[A run of records]
::::::::
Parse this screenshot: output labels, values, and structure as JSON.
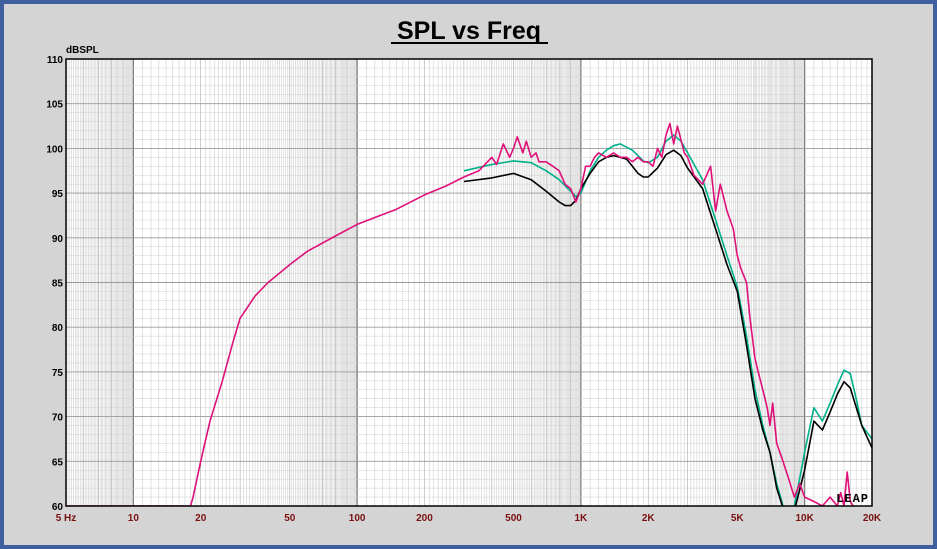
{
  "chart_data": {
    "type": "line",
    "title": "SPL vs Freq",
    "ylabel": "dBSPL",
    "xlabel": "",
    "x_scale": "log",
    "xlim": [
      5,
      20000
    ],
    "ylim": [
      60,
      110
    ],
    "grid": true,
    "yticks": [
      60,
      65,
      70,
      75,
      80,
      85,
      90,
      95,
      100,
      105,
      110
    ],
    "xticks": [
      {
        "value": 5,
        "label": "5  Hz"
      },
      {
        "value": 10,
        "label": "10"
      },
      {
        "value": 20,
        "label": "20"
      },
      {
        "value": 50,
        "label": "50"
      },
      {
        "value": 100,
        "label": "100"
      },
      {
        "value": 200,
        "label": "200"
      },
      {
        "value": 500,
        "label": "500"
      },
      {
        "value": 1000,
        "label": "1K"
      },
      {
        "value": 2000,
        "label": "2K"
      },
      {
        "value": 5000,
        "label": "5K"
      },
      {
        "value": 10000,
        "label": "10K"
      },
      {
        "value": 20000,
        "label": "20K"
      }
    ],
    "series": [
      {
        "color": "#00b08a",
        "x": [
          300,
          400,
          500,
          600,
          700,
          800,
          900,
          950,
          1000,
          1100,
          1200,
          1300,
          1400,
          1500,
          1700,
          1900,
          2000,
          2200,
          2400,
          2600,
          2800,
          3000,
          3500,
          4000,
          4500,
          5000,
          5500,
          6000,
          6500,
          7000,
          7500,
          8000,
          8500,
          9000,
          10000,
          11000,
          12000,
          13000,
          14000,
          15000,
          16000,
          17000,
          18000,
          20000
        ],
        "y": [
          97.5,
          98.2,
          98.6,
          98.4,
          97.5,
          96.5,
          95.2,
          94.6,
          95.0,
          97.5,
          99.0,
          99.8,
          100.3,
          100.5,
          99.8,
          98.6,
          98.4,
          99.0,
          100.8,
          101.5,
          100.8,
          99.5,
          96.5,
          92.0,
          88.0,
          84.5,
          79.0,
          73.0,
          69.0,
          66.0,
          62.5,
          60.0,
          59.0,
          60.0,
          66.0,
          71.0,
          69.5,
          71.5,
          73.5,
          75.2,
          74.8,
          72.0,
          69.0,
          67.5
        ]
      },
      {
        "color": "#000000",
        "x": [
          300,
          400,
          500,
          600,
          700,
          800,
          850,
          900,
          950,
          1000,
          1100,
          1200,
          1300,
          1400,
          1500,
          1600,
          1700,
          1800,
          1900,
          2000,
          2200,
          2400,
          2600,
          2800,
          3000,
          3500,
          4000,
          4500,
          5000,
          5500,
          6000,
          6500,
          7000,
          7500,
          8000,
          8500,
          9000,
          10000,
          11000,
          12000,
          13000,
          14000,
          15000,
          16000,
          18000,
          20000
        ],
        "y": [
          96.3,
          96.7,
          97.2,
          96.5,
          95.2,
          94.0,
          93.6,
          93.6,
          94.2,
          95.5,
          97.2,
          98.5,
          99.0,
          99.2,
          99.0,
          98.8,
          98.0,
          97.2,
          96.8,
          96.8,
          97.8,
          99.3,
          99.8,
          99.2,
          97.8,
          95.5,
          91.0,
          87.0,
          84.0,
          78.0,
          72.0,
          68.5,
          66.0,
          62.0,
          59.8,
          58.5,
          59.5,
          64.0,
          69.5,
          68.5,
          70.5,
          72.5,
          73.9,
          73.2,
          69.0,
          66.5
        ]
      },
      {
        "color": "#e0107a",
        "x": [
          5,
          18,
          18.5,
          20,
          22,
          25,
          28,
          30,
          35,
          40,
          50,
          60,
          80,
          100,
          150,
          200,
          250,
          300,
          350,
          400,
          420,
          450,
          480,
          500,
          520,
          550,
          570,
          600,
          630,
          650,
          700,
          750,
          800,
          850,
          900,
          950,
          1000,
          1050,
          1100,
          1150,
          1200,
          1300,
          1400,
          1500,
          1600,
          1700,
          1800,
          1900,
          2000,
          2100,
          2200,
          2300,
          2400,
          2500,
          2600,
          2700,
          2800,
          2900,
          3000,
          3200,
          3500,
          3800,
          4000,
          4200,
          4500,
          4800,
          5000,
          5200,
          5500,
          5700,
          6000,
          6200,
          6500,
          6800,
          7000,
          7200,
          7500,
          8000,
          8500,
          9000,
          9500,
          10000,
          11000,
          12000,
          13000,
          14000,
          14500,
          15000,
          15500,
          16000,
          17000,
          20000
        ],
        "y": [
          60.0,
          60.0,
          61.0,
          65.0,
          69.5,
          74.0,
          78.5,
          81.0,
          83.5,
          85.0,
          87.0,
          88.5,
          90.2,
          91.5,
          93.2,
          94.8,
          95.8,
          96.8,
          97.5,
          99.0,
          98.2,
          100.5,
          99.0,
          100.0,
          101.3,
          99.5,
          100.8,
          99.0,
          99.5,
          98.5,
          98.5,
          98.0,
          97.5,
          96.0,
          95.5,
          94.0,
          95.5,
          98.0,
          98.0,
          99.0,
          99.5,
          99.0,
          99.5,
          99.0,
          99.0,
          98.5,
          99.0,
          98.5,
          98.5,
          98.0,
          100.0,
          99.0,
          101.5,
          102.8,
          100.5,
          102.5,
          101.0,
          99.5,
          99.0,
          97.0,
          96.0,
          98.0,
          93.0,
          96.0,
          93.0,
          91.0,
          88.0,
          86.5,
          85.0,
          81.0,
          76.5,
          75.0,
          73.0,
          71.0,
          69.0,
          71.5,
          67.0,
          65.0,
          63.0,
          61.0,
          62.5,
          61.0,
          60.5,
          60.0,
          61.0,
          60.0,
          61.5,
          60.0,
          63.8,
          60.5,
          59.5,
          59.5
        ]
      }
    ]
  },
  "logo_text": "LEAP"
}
::::::::
▸ The problem: Transcribe the material exactly, keeping every word and none of the pictures.

▸ Output:
Parse this screenshot: output labels, values, and structure as JSON.
{
  "chart_data": {
    "type": "line",
    "title": "SPL vs Freq",
    "ylabel": "dBSPL",
    "xlabel": "",
    "x_scale": "log",
    "xlim": [
      5,
      20000
    ],
    "ylim": [
      60,
      110
    ],
    "grid": true,
    "yticks": [
      60,
      65,
      70,
      75,
      80,
      85,
      90,
      95,
      100,
      105,
      110
    ],
    "xticks": [
      {
        "value": 5,
        "label": "5  Hz"
      },
      {
        "value": 10,
        "label": "10"
      },
      {
        "value": 20,
        "label": "20"
      },
      {
        "value": 50,
        "label": "50"
      },
      {
        "value": 100,
        "label": "100"
      },
      {
        "value": 200,
        "label": "200"
      },
      {
        "value": 500,
        "label": "500"
      },
      {
        "value": 1000,
        "label": "1K"
      },
      {
        "value": 2000,
        "label": "2K"
      },
      {
        "value": 5000,
        "label": "5K"
      },
      {
        "value": 10000,
        "label": "10K"
      },
      {
        "value": 20000,
        "label": "20K"
      }
    ],
    "series": [
      {
        "color": "#00b08a",
        "x": [
          300,
          400,
          500,
          600,
          700,
          800,
          900,
          950,
          1000,
          1100,
          1200,
          1300,
          1400,
          1500,
          1700,
          1900,
          2000,
          2200,
          2400,
          2600,
          2800,
          3000,
          3500,
          4000,
          4500,
          5000,
          5500,
          6000,
          6500,
          7000,
          7500,
          8000,
          8500,
          9000,
          10000,
          11000,
          12000,
          13000,
          14000,
          15000,
          16000,
          17000,
          18000,
          20000
        ],
        "y": [
          97.5,
          98.2,
          98.6,
          98.4,
          97.5,
          96.5,
          95.2,
          94.6,
          95.0,
          97.5,
          99.0,
          99.8,
          100.3,
          100.5,
          99.8,
          98.6,
          98.4,
          99.0,
          100.8,
          101.5,
          100.8,
          99.5,
          96.5,
          92.0,
          88.0,
          84.5,
          79.0,
          73.0,
          69.0,
          66.0,
          62.5,
          60.0,
          59.0,
          60.0,
          66.0,
          71.0,
          69.5,
          71.5,
          73.5,
          75.2,
          74.8,
          72.0,
          69.0,
          67.5
        ]
      },
      {
        "color": "#000000",
        "x": [
          300,
          400,
          500,
          600,
          700,
          800,
          850,
          900,
          950,
          1000,
          1100,
          1200,
          1300,
          1400,
          1500,
          1600,
          1700,
          1800,
          1900,
          2000,
          2200,
          2400,
          2600,
          2800,
          3000,
          3500,
          4000,
          4500,
          5000,
          5500,
          6000,
          6500,
          7000,
          7500,
          8000,
          8500,
          9000,
          10000,
          11000,
          12000,
          13000,
          14000,
          15000,
          16000,
          18000,
          20000
        ],
        "y": [
          96.3,
          96.7,
          97.2,
          96.5,
          95.2,
          94.0,
          93.6,
          93.6,
          94.2,
          95.5,
          97.2,
          98.5,
          99.0,
          99.2,
          99.0,
          98.8,
          98.0,
          97.2,
          96.8,
          96.8,
          97.8,
          99.3,
          99.8,
          99.2,
          97.8,
          95.5,
          91.0,
          87.0,
          84.0,
          78.0,
          72.0,
          68.5,
          66.0,
          62.0,
          59.8,
          58.5,
          59.5,
          64.0,
          69.5,
          68.5,
          70.5,
          72.5,
          73.9,
          73.2,
          69.0,
          66.5
        ]
      },
      {
        "color": "#e0107a",
        "x": [
          5,
          18,
          18.5,
          20,
          22,
          25,
          28,
          30,
          35,
          40,
          50,
          60,
          80,
          100,
          150,
          200,
          250,
          300,
          350,
          400,
          420,
          450,
          480,
          500,
          520,
          550,
          570,
          600,
          630,
          650,
          700,
          750,
          800,
          850,
          900,
          950,
          1000,
          1050,
          1100,
          1150,
          1200,
          1300,
          1400,
          1500,
          1600,
          1700,
          1800,
          1900,
          2000,
          2100,
          2200,
          2300,
          2400,
          2500,
          2600,
          2700,
          2800,
          2900,
          3000,
          3200,
          3500,
          3800,
          4000,
          4200,
          4500,
          4800,
          5000,
          5200,
          5500,
          5700,
          6000,
          6200,
          6500,
          6800,
          7000,
          7200,
          7500,
          8000,
          8500,
          9000,
          9500,
          10000,
          11000,
          12000,
          13000,
          14000,
          14500,
          15000,
          15500,
          16000,
          17000,
          20000
        ],
        "y": [
          60.0,
          60.0,
          61.0,
          65.0,
          69.5,
          74.0,
          78.5,
          81.0,
          83.5,
          85.0,
          87.0,
          88.5,
          90.2,
          91.5,
          93.2,
          94.8,
          95.8,
          96.8,
          97.5,
          99.0,
          98.2,
          100.5,
          99.0,
          100.0,
          101.3,
          99.5,
          100.8,
          99.0,
          99.5,
          98.5,
          98.5,
          98.0,
          97.5,
          96.0,
          95.5,
          94.0,
          95.5,
          98.0,
          98.0,
          99.0,
          99.5,
          99.0,
          99.5,
          99.0,
          99.0,
          98.5,
          99.0,
          98.5,
          98.5,
          98.0,
          100.0,
          99.0,
          101.5,
          102.8,
          100.5,
          102.5,
          101.0,
          99.5,
          99.0,
          97.0,
          96.0,
          98.0,
          93.0,
          96.0,
          93.0,
          91.0,
          88.0,
          86.5,
          85.0,
          81.0,
          76.5,
          75.0,
          73.0,
          71.0,
          69.0,
          71.5,
          67.0,
          65.0,
          63.0,
          61.0,
          62.5,
          61.0,
          60.5,
          60.0,
          61.0,
          60.0,
          61.5,
          60.0,
          63.8,
          60.5,
          59.5,
          59.5
        ]
      }
    ]
  },
  "logo_text": "LEAP"
}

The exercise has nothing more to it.